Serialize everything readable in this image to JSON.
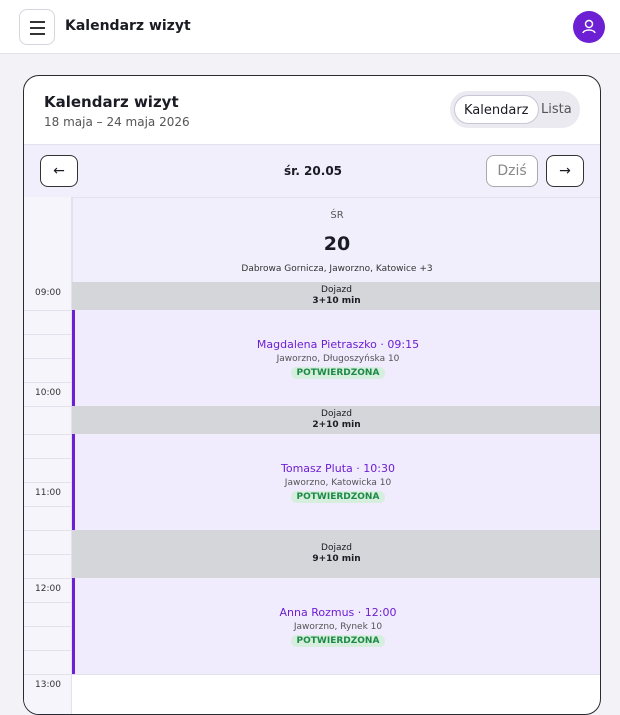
{
  "header": {
    "title": "Kalendarz wizyt"
  },
  "calendar": {
    "title": "Kalendarz wizyt",
    "date_range": "18 maja – 24 maja 2026",
    "views": [
      "Kalendarz",
      "Lista"
    ],
    "nav": {
      "prev": "←",
      "day_label": "śr. 20.05",
      "today": "Dziś",
      "next": "→"
    },
    "day": {
      "weekday": "ŚR",
      "number": "20",
      "locations": "Dabrowa Gornicza, Jaworzno, Katowice +3"
    },
    "hours": [
      "09:00",
      "10:00",
      "11:00",
      "12:00",
      "13:00"
    ],
    "blocks": [
      {
        "label": "Dojazd",
        "duration": "3+10 min"
      },
      {
        "name": "Magdalena Pietraszko · 09:15",
        "address": "Jaworzno, Długoszyńska 10",
        "status": "POTWIERDZONA"
      },
      {
        "label": "Dojazd",
        "duration": "2+10 min"
      },
      {
        "name": "Tomasz Pluta · 10:30",
        "address": "Jaworzno, Katowicka 10",
        "status": "POTWIERDZONA"
      },
      {
        "label": "Dojazd",
        "duration": "9+10 min"
      },
      {
        "name": "Anna Rozmus · 12:00",
        "address": "Jaworzno, Rynek 10",
        "status": "POTWIERDZONA"
      }
    ]
  }
}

● **WHAT YOU WILL DO**:
Please transcribe the material above exactly as written. Leave the pictures out.

● **TASK RESPONSE**:
Serialize everything readable in this image to JSON.
{
  "header": {
    "title": "Kalendarz wizyt"
  },
  "calendar": {
    "title": "Kalendarz wizyt",
    "date_range": "18 maja – 24 maja 2026",
    "views": [
      "Kalendarz",
      "Lista"
    ],
    "nav": {
      "prev": "←",
      "day_label": "śr. 20.05",
      "today": "Dziś",
      "next": "→"
    },
    "day": {
      "weekday": "ŚR",
      "number": "20",
      "locations": "Dabrowa Gornicza, Jaworzno, Katowice +3"
    },
    "hours": [
      "09:00",
      "10:00",
      "11:00",
      "12:00",
      "13:00"
    ],
    "blocks": [
      {
        "label": "Dojazd",
        "duration": "3+10 min"
      },
      {
        "name": "Magdalena Pietraszko · 09:15",
        "address": "Jaworzno, Długoszyńska 10",
        "status": "POTWIERDZONA"
      },
      {
        "label": "Dojazd",
        "duration": "2+10 min"
      },
      {
        "name": "Tomasz Pluta · 10:30",
        "address": "Jaworzno, Katowicka 10",
        "status": "POTWIERDZONA"
      },
      {
        "label": "Dojazd",
        "duration": "9+10 min"
      },
      {
        "name": "Anna Rozmus · 12:00",
        "address": "Jaworzno, Rynek 10",
        "status": "POTWIERDZONA"
      }
    ]
  }
}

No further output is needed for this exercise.